SOURCE:
After the 2 previous articles on the voice synthesizer Vocaloid (Introduction to Vocaloid, Examples of it), here's another one where I will just present a few ideas on what, I think, can be expect in the future. We already know that Vocaloid is very successful in Japan where it has caught the attention of the general population and even reached the first place nationwide in an album sales chart. So what about the future of the software outside its country? Can it happen too in our western societies?
I thought of making a post about the possible future developments of Vocaloid when I saw the news that after numerous requests from the English community, the US will now hold the first concert outside Japan with a virtual singer called “Mikunopolis”. It will take place next month during the Anime Expo in Los Angeles on July 2nd. I was expecting a concert outside Japan but not before the release of Hatsune Miku's English voicebank. It might be to give to the US something while they wait for English Miku. And a smart move from the Japanese, the successful concert of march 2010 will be the model for the US one with the same musicians. I bet the songs will be for most the same as last year. Japan's 2010 concert was the one that brought up Vocaloid popularity outside its country so it would be safer to not bring unknown songs on stage but just the popular ones. (I believe there will also be 1 or 2 songs in English to prepare for the English pack exportation).

RECORDS SHOWN:
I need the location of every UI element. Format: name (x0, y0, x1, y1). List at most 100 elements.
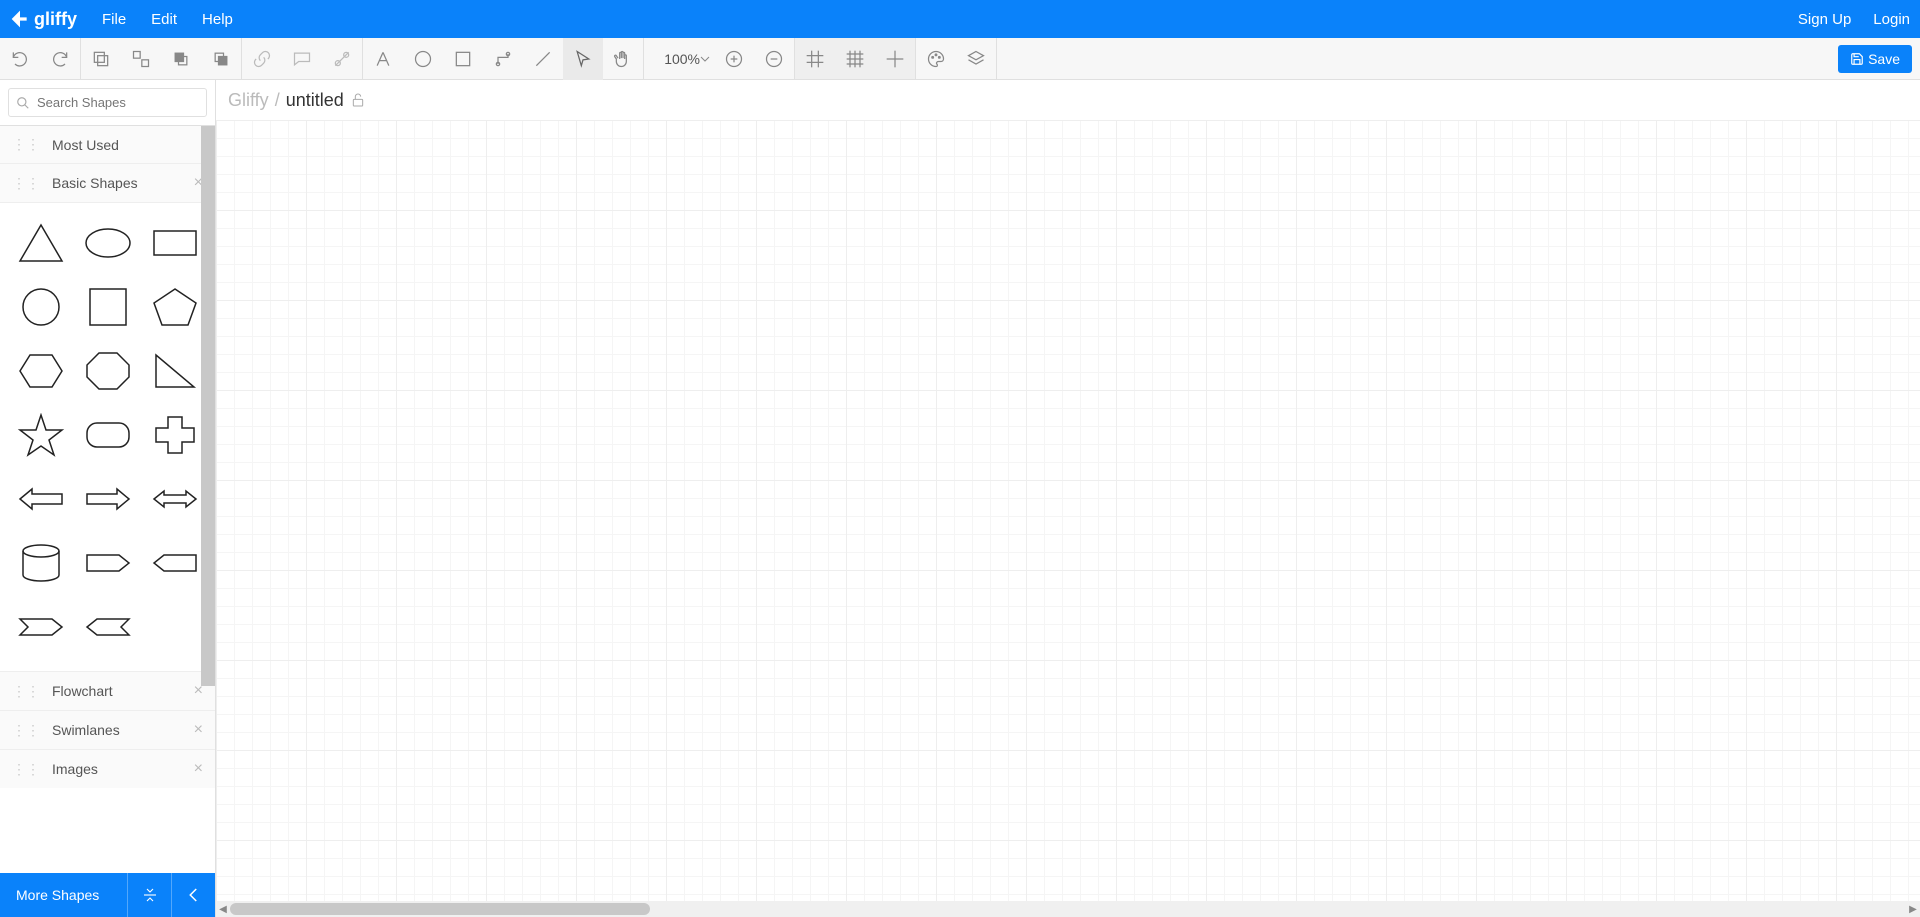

* * *

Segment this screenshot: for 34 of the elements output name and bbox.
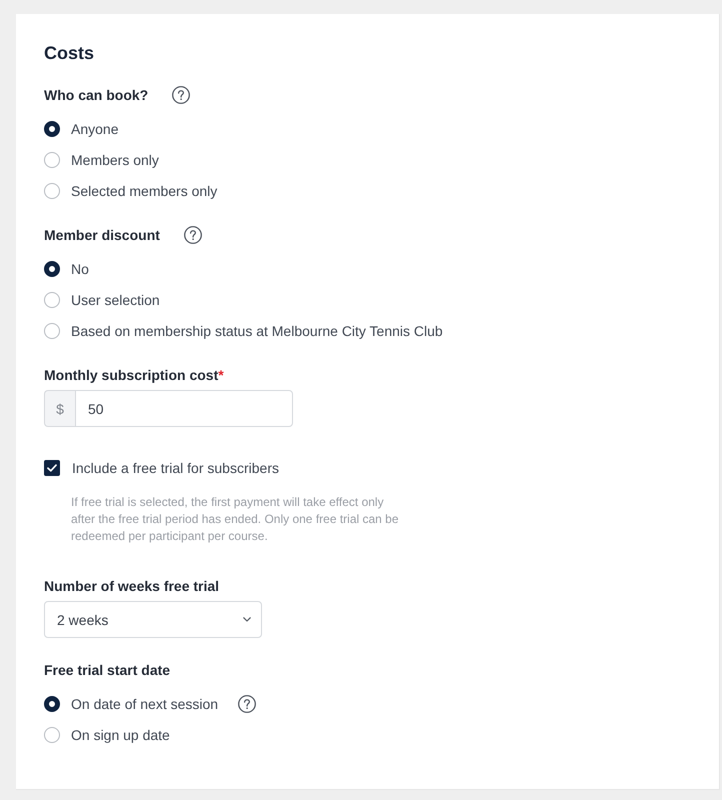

OBJECTIVES:
1) According to the post on Vocaloid's future, when and where will the Mikunopolis concert be held?
2) Carry on the post about Vocaloid's future from its last sentence.
None of this uses the data.

RESULTS BY TASK:
1) On July 2nd, during the Anime Expo in Los Angeles.

2)
Let's talk about the future of this phenomenon, or to be precise, the 2 phenomenons. The first one is of course the product itself : Vocaloid. The other one being the new process that emerge from it, which could be called the “missing link in Music Creation”.
Basic question: can Vocaloid be a success outside Japan? My answer is Yes.
First of all, Vocaloid is aiming at a new market where the popularity and recognition of the general public have yet to exist (at least outside Japan). Others may have tried something similar but haven't succeeded and we didn't heard of it. So does Vocaloid has an advantage?
Yes → There is a demand for the product. The first step is always the hardest one because, for a product to be sold, it has to display to the public its qualities, possibilities and usefulness. Japan's response was good and needed a few years to grow and form a strong defense against a product failure : a community. With internet and the already existing non-Japanese community interested in Japanese products, a specific part of international public shows a strong demand for the product.
Crypton Future Media already has that demand and just need to polish its Vocaloid products to sell it well in the future to us westerners. (To speak with numbers, recently Hatsune Miku English community Facebook page reached 200,000 which isn't bad at all. And the US concert has sold out before the other real singers).
Vocaloid exportation starts around now with the upcoming US concert and Toyota's campaign for the "Corolla Miku". Toyota is also one of the concert sponsors and will mostly use Miku's image to sell the Corolla as her official car to the Asian population in the US.
The TV spot :
Now, the “Missing link” idea. What do I mean?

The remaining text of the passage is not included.